Task goal. Write out every entry exactly as it appears.

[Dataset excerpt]
════════════════════
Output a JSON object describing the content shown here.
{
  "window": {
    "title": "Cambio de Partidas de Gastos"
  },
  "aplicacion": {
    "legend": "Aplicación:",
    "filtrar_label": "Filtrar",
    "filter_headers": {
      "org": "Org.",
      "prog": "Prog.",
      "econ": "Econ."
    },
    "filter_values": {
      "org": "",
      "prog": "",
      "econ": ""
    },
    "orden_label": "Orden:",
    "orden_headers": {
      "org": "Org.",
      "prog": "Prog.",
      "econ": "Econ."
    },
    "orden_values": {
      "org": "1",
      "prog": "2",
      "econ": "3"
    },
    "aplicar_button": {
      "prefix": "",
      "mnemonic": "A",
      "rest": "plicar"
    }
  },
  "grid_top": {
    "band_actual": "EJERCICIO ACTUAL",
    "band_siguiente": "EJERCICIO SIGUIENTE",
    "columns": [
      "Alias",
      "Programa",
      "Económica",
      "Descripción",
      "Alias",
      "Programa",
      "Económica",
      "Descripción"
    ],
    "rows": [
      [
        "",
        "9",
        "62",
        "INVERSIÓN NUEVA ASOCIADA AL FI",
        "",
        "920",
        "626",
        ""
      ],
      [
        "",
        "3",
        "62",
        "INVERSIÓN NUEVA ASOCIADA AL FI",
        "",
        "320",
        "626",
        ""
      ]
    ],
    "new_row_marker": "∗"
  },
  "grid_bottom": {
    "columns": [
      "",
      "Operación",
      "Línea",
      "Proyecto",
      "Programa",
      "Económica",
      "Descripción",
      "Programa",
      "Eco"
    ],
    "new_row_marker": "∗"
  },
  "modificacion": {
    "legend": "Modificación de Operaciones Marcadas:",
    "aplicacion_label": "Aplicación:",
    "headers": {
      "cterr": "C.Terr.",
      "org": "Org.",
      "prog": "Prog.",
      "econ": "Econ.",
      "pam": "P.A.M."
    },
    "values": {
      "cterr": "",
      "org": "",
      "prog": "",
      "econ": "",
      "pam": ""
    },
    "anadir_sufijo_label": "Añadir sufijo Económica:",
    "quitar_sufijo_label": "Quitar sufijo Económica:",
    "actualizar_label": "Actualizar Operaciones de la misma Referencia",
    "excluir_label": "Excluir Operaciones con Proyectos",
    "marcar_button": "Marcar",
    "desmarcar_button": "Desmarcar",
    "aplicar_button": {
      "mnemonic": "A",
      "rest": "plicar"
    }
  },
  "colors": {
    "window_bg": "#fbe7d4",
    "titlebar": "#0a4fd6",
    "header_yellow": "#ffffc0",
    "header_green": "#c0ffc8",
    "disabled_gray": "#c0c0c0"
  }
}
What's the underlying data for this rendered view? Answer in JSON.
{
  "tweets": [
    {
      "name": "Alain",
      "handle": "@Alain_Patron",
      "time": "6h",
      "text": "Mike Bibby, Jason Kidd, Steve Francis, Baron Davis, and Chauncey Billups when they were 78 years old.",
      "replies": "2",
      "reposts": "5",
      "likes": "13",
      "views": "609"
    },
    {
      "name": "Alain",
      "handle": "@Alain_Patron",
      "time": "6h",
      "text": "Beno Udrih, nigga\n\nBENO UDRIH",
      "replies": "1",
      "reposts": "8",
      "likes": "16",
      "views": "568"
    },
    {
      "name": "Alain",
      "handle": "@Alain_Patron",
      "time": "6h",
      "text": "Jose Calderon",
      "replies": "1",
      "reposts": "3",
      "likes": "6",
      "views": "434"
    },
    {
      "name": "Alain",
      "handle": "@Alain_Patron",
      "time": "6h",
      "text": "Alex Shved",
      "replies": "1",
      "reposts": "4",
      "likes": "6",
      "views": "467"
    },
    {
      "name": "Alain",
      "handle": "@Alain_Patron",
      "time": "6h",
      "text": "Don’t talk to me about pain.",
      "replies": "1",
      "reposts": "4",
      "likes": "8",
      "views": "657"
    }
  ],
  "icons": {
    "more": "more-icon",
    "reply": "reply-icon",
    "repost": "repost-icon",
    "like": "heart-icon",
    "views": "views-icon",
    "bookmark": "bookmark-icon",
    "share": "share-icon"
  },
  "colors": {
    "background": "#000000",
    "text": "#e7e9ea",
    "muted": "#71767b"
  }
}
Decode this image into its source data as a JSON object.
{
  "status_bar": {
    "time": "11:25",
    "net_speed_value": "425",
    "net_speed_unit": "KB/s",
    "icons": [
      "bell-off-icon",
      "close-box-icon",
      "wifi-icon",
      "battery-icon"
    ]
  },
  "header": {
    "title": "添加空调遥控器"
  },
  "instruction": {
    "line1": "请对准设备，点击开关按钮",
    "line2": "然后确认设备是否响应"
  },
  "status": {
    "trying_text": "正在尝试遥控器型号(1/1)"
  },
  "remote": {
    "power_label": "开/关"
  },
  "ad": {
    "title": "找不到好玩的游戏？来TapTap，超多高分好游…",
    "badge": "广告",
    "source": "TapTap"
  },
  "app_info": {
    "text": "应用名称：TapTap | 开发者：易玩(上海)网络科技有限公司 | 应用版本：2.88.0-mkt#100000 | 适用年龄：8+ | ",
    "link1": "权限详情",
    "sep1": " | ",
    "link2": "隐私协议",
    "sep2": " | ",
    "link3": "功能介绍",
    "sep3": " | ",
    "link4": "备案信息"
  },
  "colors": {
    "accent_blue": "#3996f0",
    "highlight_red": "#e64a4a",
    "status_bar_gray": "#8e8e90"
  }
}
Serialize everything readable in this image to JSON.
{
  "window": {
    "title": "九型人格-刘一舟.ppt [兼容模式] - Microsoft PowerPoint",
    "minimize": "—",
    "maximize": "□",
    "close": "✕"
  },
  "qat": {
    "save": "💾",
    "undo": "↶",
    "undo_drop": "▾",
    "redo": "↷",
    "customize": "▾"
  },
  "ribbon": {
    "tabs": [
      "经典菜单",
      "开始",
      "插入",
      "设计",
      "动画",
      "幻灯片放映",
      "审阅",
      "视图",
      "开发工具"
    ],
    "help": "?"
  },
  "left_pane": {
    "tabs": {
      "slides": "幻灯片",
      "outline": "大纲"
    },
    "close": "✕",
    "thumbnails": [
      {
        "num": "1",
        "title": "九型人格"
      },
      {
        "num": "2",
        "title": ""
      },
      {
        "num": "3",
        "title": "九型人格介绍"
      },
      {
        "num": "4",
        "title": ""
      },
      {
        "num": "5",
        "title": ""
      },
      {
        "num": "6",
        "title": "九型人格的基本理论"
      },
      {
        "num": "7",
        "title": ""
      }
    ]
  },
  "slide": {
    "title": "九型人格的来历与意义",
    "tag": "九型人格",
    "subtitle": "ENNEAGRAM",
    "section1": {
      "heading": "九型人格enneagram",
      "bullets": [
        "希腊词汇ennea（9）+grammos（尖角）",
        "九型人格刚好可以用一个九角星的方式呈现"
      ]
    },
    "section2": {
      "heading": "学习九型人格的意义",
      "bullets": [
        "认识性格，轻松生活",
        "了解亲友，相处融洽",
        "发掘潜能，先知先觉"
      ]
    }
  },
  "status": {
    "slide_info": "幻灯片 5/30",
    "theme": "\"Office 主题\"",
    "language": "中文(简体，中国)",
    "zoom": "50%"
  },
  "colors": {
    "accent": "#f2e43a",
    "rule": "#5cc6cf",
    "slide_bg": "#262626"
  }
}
════════════════════
Answer to this task.
Output a JSON object describing the content shown here.
{
  "window": {
    "title": "Cambio de Partidas de Gastos"
  },
  "aplicacion": {
    "legend": "Aplicación:",
    "filtrar_label": "Filtrar",
    "filter_headers": {
      "org": "Org.",
      "prog": "Prog.",
      "econ": "Econ."
    },
    "filter_values": {
      "org": "",
      "prog": "",
      "econ": ""
    },
    "orden_label": "Orden:",
    "orden_headers": {
      "org": "Org.",
      "prog": "Prog.",
      "econ": "Econ."
    },
    "orden_values": {
      "org": "1",
      "prog": "2",
      "econ": "3"
    },
    "aplicar_button": {
      "prefix": "",
      "mnemonic": "A",
      "rest": "plicar"
    }
  },
  "grid_top": {
    "band_actual": "EJERCICIO ACTUAL",
    "band_siguiente": "EJERCICIO SIGUIENTE",
    "columns": [
      "Alias",
      "Programa",
      "Económica",
      "Descripción",
      "Alias",
      "Programa",
      "Económica",
      "Descripción"
    ],
    "rows": [
      [
        "",
        "9",
        "62",
        "INVERSIÓN NUEVA ASOCIADA AL FI",
        "",
        "920",
        "626",
        ""
      ],
      [
        "",
        "3",
        "62",
        "INVERSIÓN NUEVA ASOCIADA AL FI",
        "",
        "320",
        "626",
        ""
      ]
    ],
    "new_row_marker": "∗"
  },
  "grid_bottom": {
    "columns": [
      "",
      "Operación",
      "Línea",
      "Proyecto",
      "Programa",
      "Económica",
      "Descripción",
      "Programa",
      "Eco"
    ],
    "new_row_marker": "∗"
  },
  "modificacion": {
    "legend": "Modificación de Operaciones Marcadas:",
    "aplicacion_label": "Aplicación:",
    "headers": {
      "cterr": "C.Terr.",
      "org": "Org.",
      "prog": "Prog.",
      "econ": "Econ.",
      "pam": "P.A.M."
    },
    "values": {
      "cterr": "",
      "org": "",
      "prog": "",
      "econ": "",
      "pam": ""
    },
    "anadir_sufijo_label": "Añadir sufijo Económica:",
    "quitar_sufijo_label": "Quitar sufijo Económica:",
    "actualizar_label": "Actualizar Operaciones de la misma Referencia",
    "excluir_label": "Excluir Operaciones con Proyectos",
    "marcar_button": "Marcar",
    "desmarcar_button": "Desmarcar",
    "aplicar_button": {
      "mnemonic": "A",
      "rest": "plicar"
    }
  },
  "colors": {
    "window_bg": "#fbe7d4",
    "titlebar": "#0a4fd6",
    "header_yellow": "#ffffc0",
    "header_green": "#c0ffc8",
    "disabled_gray": "#c0c0c0"
  }
}
What's the underlying data for this rendered view? Answer in JSON.
{
  "tweets": [
    {
      "name": "Alain",
      "handle": "@Alain_Patron",
      "time": "6h",
      "text": "Mike Bibby, Jason Kidd, Steve Francis, Baron Davis, and Chauncey Billups when they were 78 years old.",
      "replies": "2",
      "reposts": "5",
      "likes": "13",
      "views": "609"
    },
    {
      "name": "Alain",
      "handle": "@Alain_Patron",
      "time": "6h",
      "text": "Beno Udrih, nigga\n\nBENO UDRIH",
      "replies": "1",
      "reposts": "8",
      "likes": "16",
      "views": "568"
    },
    {
      "name": "Alain",
      "handle": "@Alain_Patron",
      "time": "6h",
      "text": "Jose Calderon",
      "replies": "1",
      "reposts": "3",
      "likes": "6",
      "views": "434"
    },
    {
      "name": "Alain",
      "handle": "@Alain_Patron",
      "time": "6h",
      "text": "Alex Shved",
      "replies": "1",
      "reposts": "4",
      "likes": "6",
      "views": "467"
    },
    {
      "name": "Alain",
      "handle": "@Alain_Patron",
      "time": "6h",
      "text": "Don’t talk to me about pain.",
      "replies": "1",
      "reposts": "4",
      "likes": "8",
      "views": "657"
    }
  ],
  "icons": {
    "more": "more-icon",
    "reply": "reply-icon",
    "repost": "repost-icon",
    "like": "heart-icon",
    "views": "views-icon",
    "bookmark": "bookmark-icon",
    "share": "share-icon"
  },
  "colors": {
    "background": "#000000",
    "text": "#e7e9ea",
    "muted": "#71767b"
  }
}
Decode this image into its source data as a JSON object.
{
  "status_bar": {
    "time": "11:25",
    "net_speed_value": "425",
    "net_speed_unit": "KB/s",
    "icons": [
      "bell-off-icon",
      "close-box-icon",
      "wifi-icon",
      "battery-icon"
    ]
  },
  "header": {
    "title": "添加空调遥控器"
  },
  "instruction": {
    "line1": "请对准设备，点击开关按钮",
    "line2": "然后确认设备是否响应"
  },
  "status": {
    "trying_text": "正在尝试遥控器型号(1/1)"
  },
  "remote": {
    "power_label": "开/关"
  },
  "ad": {
    "title": "找不到好玩的游戏？来TapTap，超多高分好游…",
    "badge": "广告",
    "source": "TapTap"
  },
  "app_info": {
    "text": "应用名称：TapTap | 开发者：易玩(上海)网络科技有限公司 | 应用版本：2.88.0-mkt#100000 | 适用年龄：8+ | ",
    "link1": "权限详情",
    "sep1": " | ",
    "link2": "隐私协议",
    "sep2": " | ",
    "link3": "功能介绍",
    "sep3": " | ",
    "link4": "备案信息"
  },
  "colors": {
    "accent_blue": "#3996f0",
    "highlight_red": "#e64a4a",
    "status_bar_gray": "#8e8e90"
  }
}
Serialize everything readable in this image to JSON.
{
  "window": {
    "title": "九型人格-刘一舟.ppt [兼容模式] - Microsoft PowerPoint",
    "minimize": "—",
    "maximize": "□",
    "close": "✕"
  },
  "qat": {
    "save": "💾",
    "undo": "↶",
    "undo_drop": "▾",
    "redo": "↷",
    "customize": "▾"
  },
  "ribbon": {
    "tabs": [
      "经典菜单",
      "开始",
      "插入",
      "设计",
      "动画",
      "幻灯片放映",
      "审阅",
      "视图",
      "开发工具"
    ],
    "help": "?"
  },
  "left_pane": {
    "tabs": {
      "slides": "幻灯片",
      "outline": "大纲"
    },
    "close": "✕",
    "thumbnails": [
      {
        "num": "1",
        "title": "九型人格"
      },
      {
        "num": "2",
        "title": ""
      },
      {
        "num": "3",
        "title": "九型人格介绍"
      },
      {
        "num": "4",
        "title": ""
      },
      {
        "num": "5",
        "title": ""
      },
      {
        "num": "6",
        "title": "九型人格的基本理论"
      },
      {
        "num": "7",
        "title": ""
      }
    ]
  },
  "slide": {
    "title": "九型人格的来历与意义",
    "tag": "九型人格",
    "subtitle": "ENNEAGRAM",
    "section1": {
      "heading": "九型人格enneagram",
      "bullets": [
        "希腊词汇ennea（9）+grammos（尖角）",
        "九型人格刚好可以用一个九角星的方式呈现"
      ]
    },
    "section2": {
      "heading": "学习九型人格的意义",
      "bullets": [
        "认识性格，轻松生活",
        "了解亲友，相处融洽",
        "发掘潜能，先知先觉"
      ]
    }
  },
  "status": {
    "slide_info": "幻灯片 5/30",
    "theme": "\"Office 主题\"",
    "language": "中文(简体，中国)",
    "zoom": "50%"
  },
  "colors": {
    "accent": "#f2e43a",
    "rule": "#5cc6cf",
    "slide_bg": "#262626"
  }
}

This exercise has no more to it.